▸ **CHALLENGE**:
Wherever the word "幼儿作答" appears in a line, copy that line.
>> start DATASET CONTENT
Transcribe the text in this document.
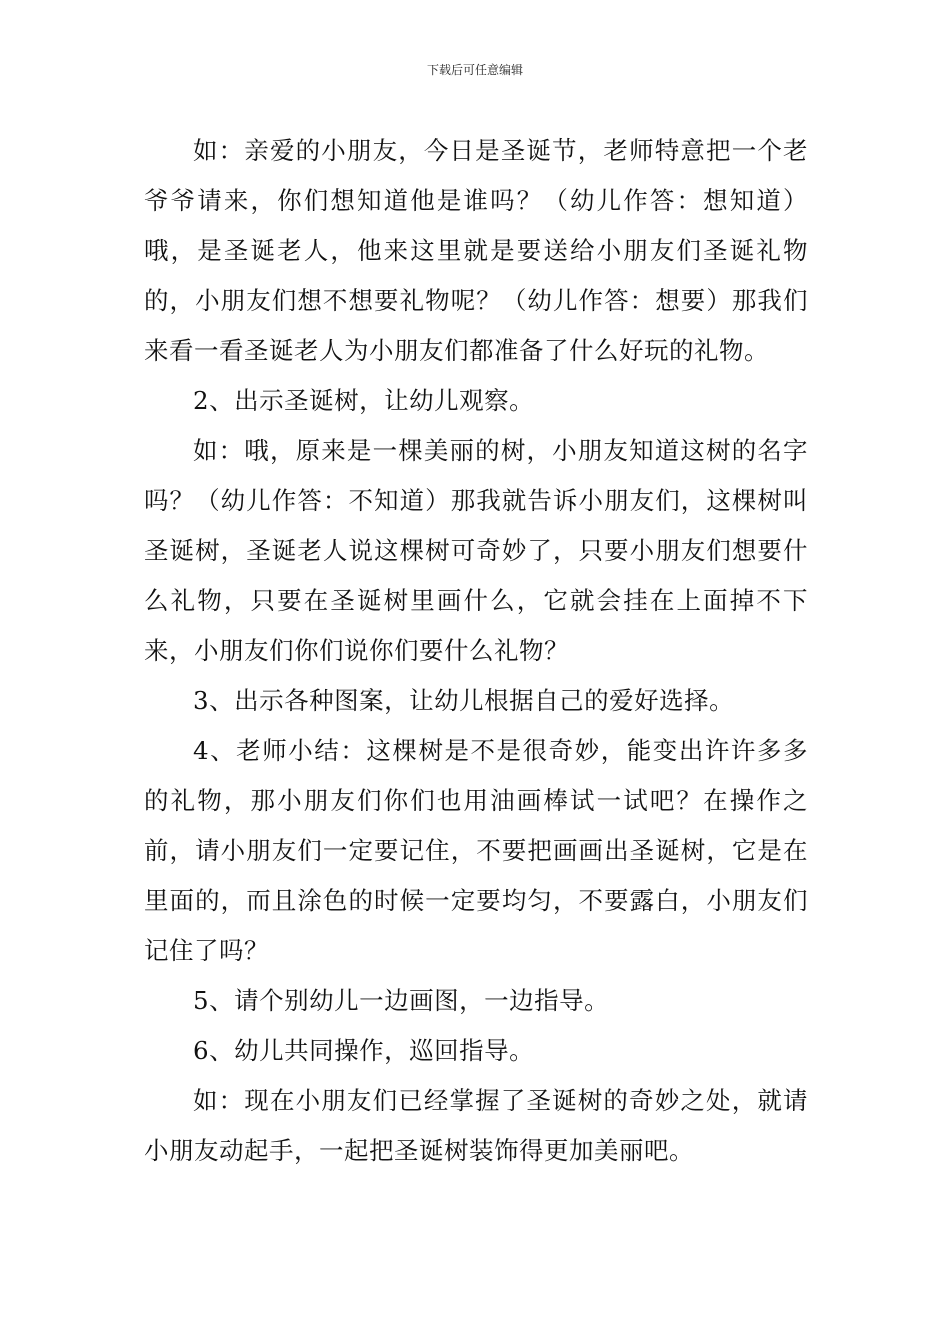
下载后可任意编辑

如：亲爱的小朋友，今日是圣诞节，老师特意把一个老爷爷请来，你们想知道他是谁吗？（幼儿作答：想知道）哦，是圣诞老人，他来这里就是要送给小朋友们圣诞礼物的，小朋友们想不想要礼物呢？（幼儿作答：想要）那我们来看一看圣诞老人为小朋友们都准备了什么好玩的礼物。

2、出示圣诞树，让幼儿观察。

如：哦，原来是一棵美丽的树，小朋友知道这树的名字吗？（幼儿作答：不知道）那我就告诉小朋友们，这棵树叫圣诞树，圣诞老人说这棵树可奇妙了，只要小朋友们想要什么礼物，只要在圣诞树里画什么，它就会挂在上面掉不下来，小朋友们你们说你们要什么礼物？

3、出示各种图案，让幼儿根据自己的爱好选择。

4、老师小结：这棵树是不是很奇妙，能变出许许多多的礼物，那小朋友们你们也用油画棒试一试吧？在操作之前，请小朋友们一定要记住，不要把画画出圣诞树，它是在里面的，而且涂色的时候一定要均匀，不要露白，小朋友们记住了吗？

5、请个别幼儿一边画图，一边指导。

6、幼儿共同操作，巡回指导。

如：现在小朋友们已经掌握了圣诞树的奇妙之处，就请小朋友动起手，一起把圣诞树装饰得更加美丽吧。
>> end DATASET CONTENT
▸ **CORRECT RESPONSE**:
如：亲爱的小朋友，今日是圣诞节，老师特意把一个老爷爷请来，你们想知道他是谁吗？（幼儿作答：想知道）哦，是圣诞老人，他来这里就是要送给小朋友们圣诞礼物的，小朋友们想不想要礼物呢？（幼儿作答：想要）那我们来看一看圣诞老人为小朋友们都准备了什么好玩的礼物。
如：哦，原来是一棵美丽的树，小朋友知道这树的名字吗？（幼儿作答：不知道）那我就告诉小朋友们，这棵树叫圣诞树，圣诞老人说这棵树可奇妙了，只要小朋友们想要什么礼物，只要在圣诞树里画什么，它就会挂在上面掉不下来，小朋友们你们说你们要什么礼物？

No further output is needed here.